Would you transcribe the whole listing exactly, minus its pictures?

[Excerpts from a figure dataset]
[start]

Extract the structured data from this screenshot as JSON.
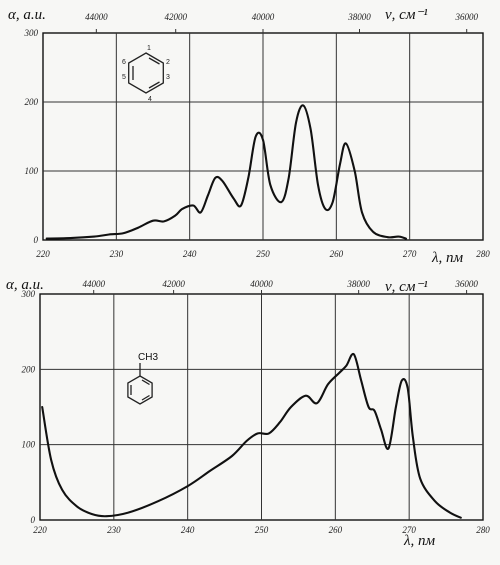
{
  "chart_data": [
    {
      "type": "line",
      "xlabel": "λ, nм",
      "ylabel": "α, a.u.",
      "x2label": "ν, cм⁻¹",
      "xlim": [
        220,
        280
      ],
      "ylim": [
        0,
        300
      ],
      "x_ticks": [
        "220",
        "230",
        "240",
        "250",
        "260",
        "270",
        "280"
      ],
      "y_ticks": [
        "0",
        "100",
        "200",
        "300"
      ],
      "top_ticks": [
        "44000",
        "42000",
        "40000",
        "38000",
        "36000"
      ],
      "grid": true,
      "molecule": {
        "name": "benzene",
        "atom_numbers": [
          "1",
          "2",
          "3",
          "4",
          "5",
          "6"
        ]
      },
      "series": [
        {
          "x": [
            220.5,
            224,
            227,
            229,
            231,
            233,
            235,
            236.5,
            238,
            239,
            240.5,
            241.5,
            242.5,
            243.5,
            244.5,
            246,
            247,
            248,
            249,
            250,
            251,
            252.5,
            253.5,
            254.5,
            255.5,
            256.5,
            257.5,
            258.5,
            259.5,
            260.5,
            261.3,
            262.5,
            263.5,
            265,
            267,
            268.5,
            269.5
          ],
          "y": [
            2,
            3,
            5,
            8,
            10,
            18,
            28,
            27,
            35,
            45,
            50,
            40,
            65,
            90,
            85,
            60,
            50,
            90,
            150,
            145,
            80,
            55,
            90,
            170,
            195,
            160,
            80,
            45,
            55,
            110,
            140,
            100,
            40,
            12,
            4,
            5,
            2
          ]
        }
      ]
    },
    {
      "type": "line",
      "xlabel": "λ, nм",
      "ylabel": "α, a.u.",
      "x2label": "ν, cм⁻¹",
      "xlim": [
        220,
        280
      ],
      "ylim": [
        0,
        300
      ],
      "x_ticks": [
        "220",
        "230",
        "240",
        "250",
        "260",
        "270",
        "280"
      ],
      "y_ticks": [
        "0",
        "100",
        "200",
        "300"
      ],
      "top_ticks": [
        "44000",
        "42000",
        "40000",
        "38000",
        "36000"
      ],
      "grid": true,
      "molecule": {
        "name": "toluene",
        "substituent": "CH3"
      },
      "series": [
        {
          "x": [
            220.3,
            221.5,
            223,
            225,
            227,
            229,
            232,
            236,
            240,
            243,
            246,
            248,
            249.5,
            251,
            252.5,
            254,
            256,
            257.5,
            259,
            260.5,
            261.5,
            262.5,
            263.5,
            264.5,
            265.3,
            266.2,
            267.2,
            268.2,
            269,
            269.8,
            270.5,
            271.5,
            273.5,
            275.5,
            277
          ],
          "y": [
            150,
            80,
            40,
            18,
            8,
            5,
            10,
            25,
            45,
            65,
            85,
            105,
            115,
            115,
            130,
            150,
            165,
            155,
            180,
            195,
            205,
            220,
            185,
            150,
            145,
            120,
            95,
            150,
            185,
            175,
            110,
            55,
            25,
            10,
            3
          ]
        }
      ]
    }
  ]
}
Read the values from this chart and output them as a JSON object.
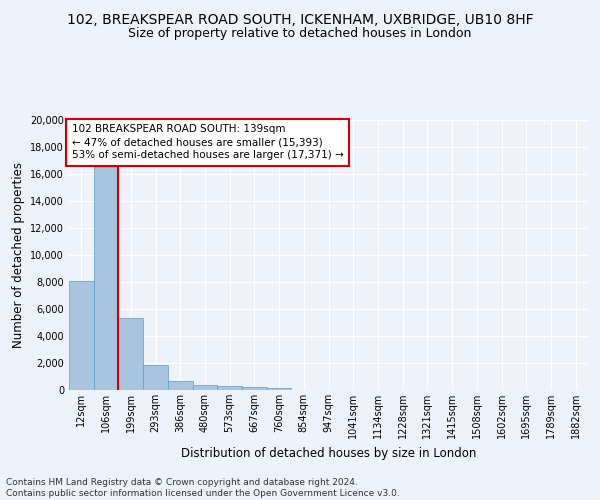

[end]

_SOLUTION FOR THIS PROBLEM_
Extract the structured data from this screenshot as JSON.
{
  "chart_data": [
    {
      "type": "line",
      "xlabel": "λ, nм",
      "ylabel": "α, a.u.",
      "x2label": "ν, cм⁻¹",
      "xlim": [
        220,
        280
      ],
      "ylim": [
        0,
        300
      ],
      "x_ticks": [
        "220",
        "230",
        "240",
        "250",
        "260",
        "270",
        "280"
      ],
      "y_ticks": [
        "0",
        "100",
        "200",
        "300"
      ],
      "top_ticks": [
        "44000",
        "42000",
        "40000",
        "38000",
        "36000"
      ],
      "grid": true,
      "molecule": {
        "name": "benzene",
        "atom_numbers": [
          "1",
          "2",
          "3",
          "4",
          "5",
          "6"
        ]
      },
      "series": [
        {
          "x": [
            220.5,
            224,
            227,
            229,
            231,
            233,
            235,
            236.5,
            238,
            239,
            240.5,
            241.5,
            242.5,
            243.5,
            244.5,
            246,
            247,
            248,
            249,
            250,
            251,
            252.5,
            253.5,
            254.5,
            255.5,
            256.5,
            257.5,
            258.5,
            259.5,
            260.5,
            261.3,
            262.5,
            263.5,
            265,
            267,
            268.5,
            269.5
          ],
          "y": [
            2,
            3,
            5,
            8,
            10,
            18,
            28,
            27,
            35,
            45,
            50,
            40,
            65,
            90,
            85,
            60,
            50,
            90,
            150,
            145,
            80,
            55,
            90,
            170,
            195,
            160,
            80,
            45,
            55,
            110,
            140,
            100,
            40,
            12,
            4,
            5,
            2
          ]
        }
      ]
    },
    {
      "type": "line",
      "xlabel": "λ, nм",
      "ylabel": "α, a.u.",
      "x2label": "ν, cм⁻¹",
      "xlim": [
        220,
        280
      ],
      "ylim": [
        0,
        300
      ],
      "x_ticks": [
        "220",
        "230",
        "240",
        "250",
        "260",
        "270",
        "280"
      ],
      "y_ticks": [
        "0",
        "100",
        "200",
        "300"
      ],
      "top_ticks": [
        "44000",
        "42000",
        "40000",
        "38000",
        "36000"
      ],
      "grid": true,
      "molecule": {
        "name": "toluene",
        "substituent": "CH3"
      },
      "series": [
        {
          "x": [
            220.3,
            221.5,
            223,
            225,
            227,
            229,
            232,
            236,
            240,
            243,
            246,
            248,
            249.5,
            251,
            252.5,
            254,
            256,
            257.5,
            259,
            260.5,
            261.5,
            262.5,
            263.5,
            264.5,
            265.3,
            266.2,
            267.2,
            268.2,
            269,
            269.8,
            270.5,
            271.5,
            273.5,
            275.5,
            277
          ],
          "y": [
            150,
            80,
            40,
            18,
            8,
            5,
            10,
            25,
            45,
            65,
            85,
            105,
            115,
            115,
            130,
            150,
            165,
            155,
            180,
            195,
            205,
            220,
            185,
            150,
            145,
            120,
            95,
            150,
            185,
            175,
            110,
            55,
            25,
            10,
            3
          ]
        }
      ]
    }
  ]
}
Read the values from this chart and output them as a JSON object.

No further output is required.